[Records drawn from a dataset]
┄┄┄┄┄┄┄┄┄┄┄┄┄┄┄┄┄┄┄┄
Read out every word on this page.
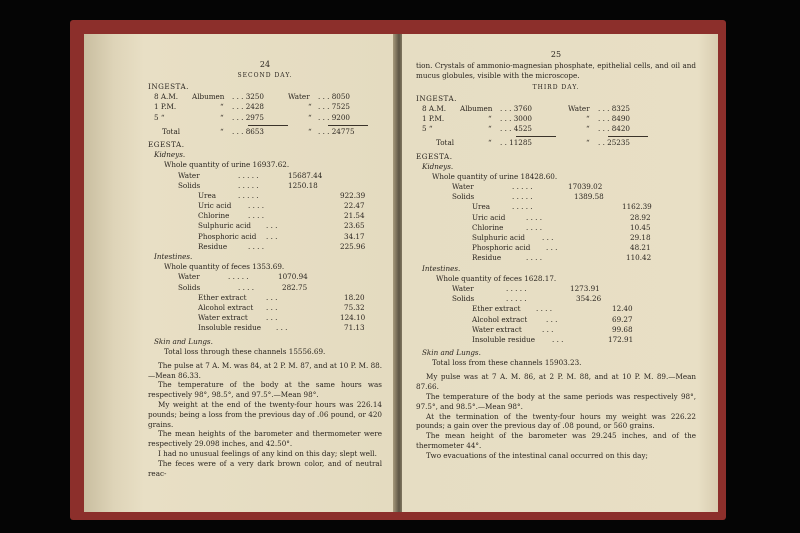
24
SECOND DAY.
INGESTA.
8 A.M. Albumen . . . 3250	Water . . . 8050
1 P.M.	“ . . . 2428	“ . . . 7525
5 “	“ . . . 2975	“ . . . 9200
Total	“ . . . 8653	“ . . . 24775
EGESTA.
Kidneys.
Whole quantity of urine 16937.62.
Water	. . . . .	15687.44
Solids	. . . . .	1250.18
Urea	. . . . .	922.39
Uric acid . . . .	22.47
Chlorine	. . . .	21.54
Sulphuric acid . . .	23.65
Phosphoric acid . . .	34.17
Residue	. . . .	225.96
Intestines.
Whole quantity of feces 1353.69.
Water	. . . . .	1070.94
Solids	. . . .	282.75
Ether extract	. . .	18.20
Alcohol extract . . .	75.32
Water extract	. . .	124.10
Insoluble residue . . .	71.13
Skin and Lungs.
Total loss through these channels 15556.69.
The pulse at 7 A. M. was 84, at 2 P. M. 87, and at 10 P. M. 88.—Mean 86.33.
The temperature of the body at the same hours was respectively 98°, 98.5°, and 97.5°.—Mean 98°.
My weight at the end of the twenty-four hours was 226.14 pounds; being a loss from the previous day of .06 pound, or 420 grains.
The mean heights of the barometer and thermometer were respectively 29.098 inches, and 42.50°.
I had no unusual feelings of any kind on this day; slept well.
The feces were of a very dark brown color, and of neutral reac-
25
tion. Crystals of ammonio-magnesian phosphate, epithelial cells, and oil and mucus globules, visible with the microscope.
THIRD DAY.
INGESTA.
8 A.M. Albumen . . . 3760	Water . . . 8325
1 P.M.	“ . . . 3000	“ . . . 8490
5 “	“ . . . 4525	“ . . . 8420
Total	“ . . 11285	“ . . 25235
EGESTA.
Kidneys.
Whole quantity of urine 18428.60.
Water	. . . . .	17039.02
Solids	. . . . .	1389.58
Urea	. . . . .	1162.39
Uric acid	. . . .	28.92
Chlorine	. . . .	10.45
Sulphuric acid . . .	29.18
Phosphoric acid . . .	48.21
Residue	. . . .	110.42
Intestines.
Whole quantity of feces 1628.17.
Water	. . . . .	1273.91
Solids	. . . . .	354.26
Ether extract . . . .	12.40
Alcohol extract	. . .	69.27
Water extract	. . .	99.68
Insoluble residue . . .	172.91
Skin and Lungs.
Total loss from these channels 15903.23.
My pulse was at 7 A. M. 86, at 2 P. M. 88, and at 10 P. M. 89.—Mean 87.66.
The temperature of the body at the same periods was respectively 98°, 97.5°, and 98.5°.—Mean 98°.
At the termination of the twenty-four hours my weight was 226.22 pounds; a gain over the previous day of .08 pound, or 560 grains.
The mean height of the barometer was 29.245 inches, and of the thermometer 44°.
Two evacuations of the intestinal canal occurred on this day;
┄┄┄┄┄┄┄┄┄┄┄┄┄┄┄┄┄┄┄┄
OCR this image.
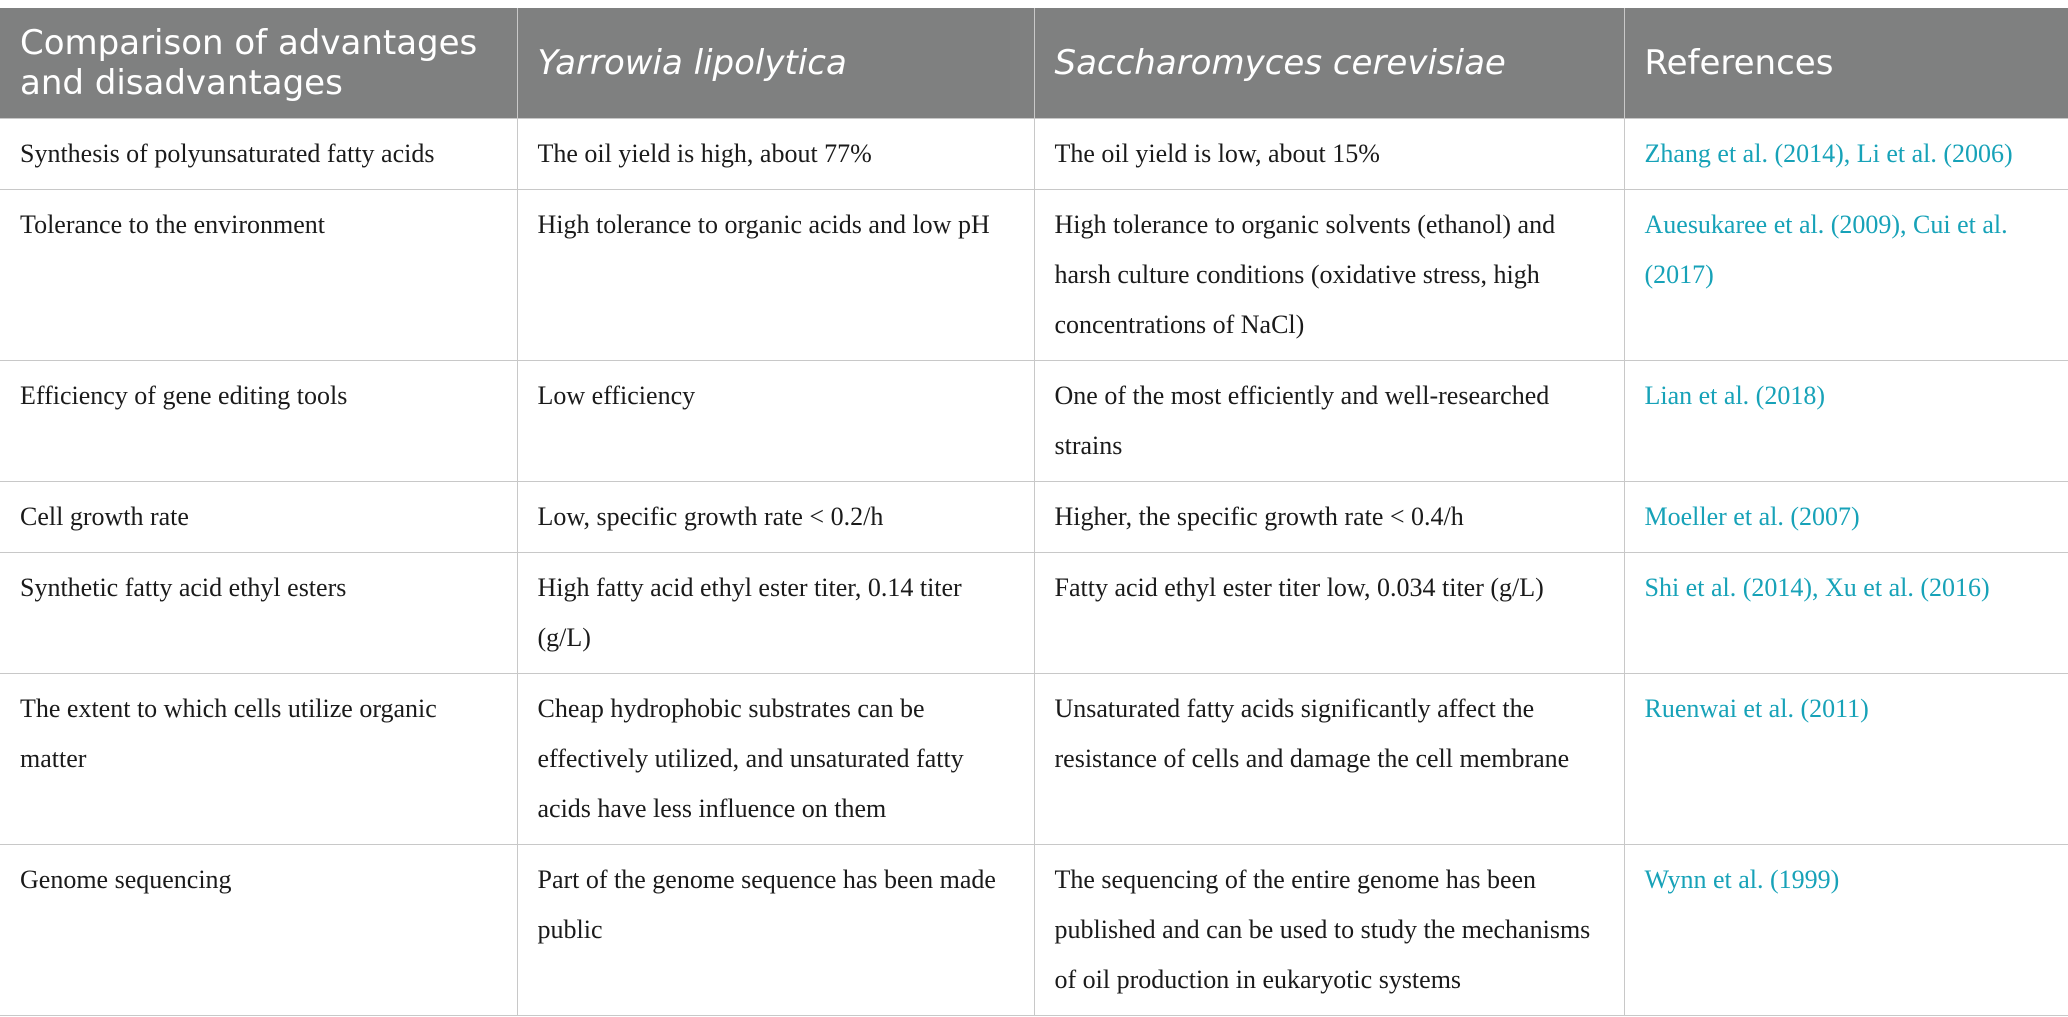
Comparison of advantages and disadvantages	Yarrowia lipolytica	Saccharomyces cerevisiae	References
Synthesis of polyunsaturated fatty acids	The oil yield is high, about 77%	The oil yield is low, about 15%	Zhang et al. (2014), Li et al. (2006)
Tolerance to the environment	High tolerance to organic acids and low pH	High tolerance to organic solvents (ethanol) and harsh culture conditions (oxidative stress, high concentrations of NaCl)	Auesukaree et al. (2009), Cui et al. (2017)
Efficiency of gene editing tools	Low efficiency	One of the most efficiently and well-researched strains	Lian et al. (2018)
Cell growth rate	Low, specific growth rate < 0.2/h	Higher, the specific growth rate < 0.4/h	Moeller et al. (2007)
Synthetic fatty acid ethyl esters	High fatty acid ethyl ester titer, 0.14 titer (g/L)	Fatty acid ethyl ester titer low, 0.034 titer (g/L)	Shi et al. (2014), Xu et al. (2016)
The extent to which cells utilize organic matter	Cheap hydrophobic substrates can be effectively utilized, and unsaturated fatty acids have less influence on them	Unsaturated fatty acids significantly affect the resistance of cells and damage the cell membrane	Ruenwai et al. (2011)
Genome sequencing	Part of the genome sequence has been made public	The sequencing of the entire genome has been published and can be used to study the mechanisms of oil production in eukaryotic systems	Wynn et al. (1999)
┄┄┄┄┄┄┄┄┄┄┄┄┄┄┄┄┄┄┄┄
### Exercise brief
Return every line of the data above in which "Albumen" appears.

### Your response
8 A.M. Albumen . . . 3250	Water . . . 8050
8 A.M. Albumen . . . 3760	Water . . . 8325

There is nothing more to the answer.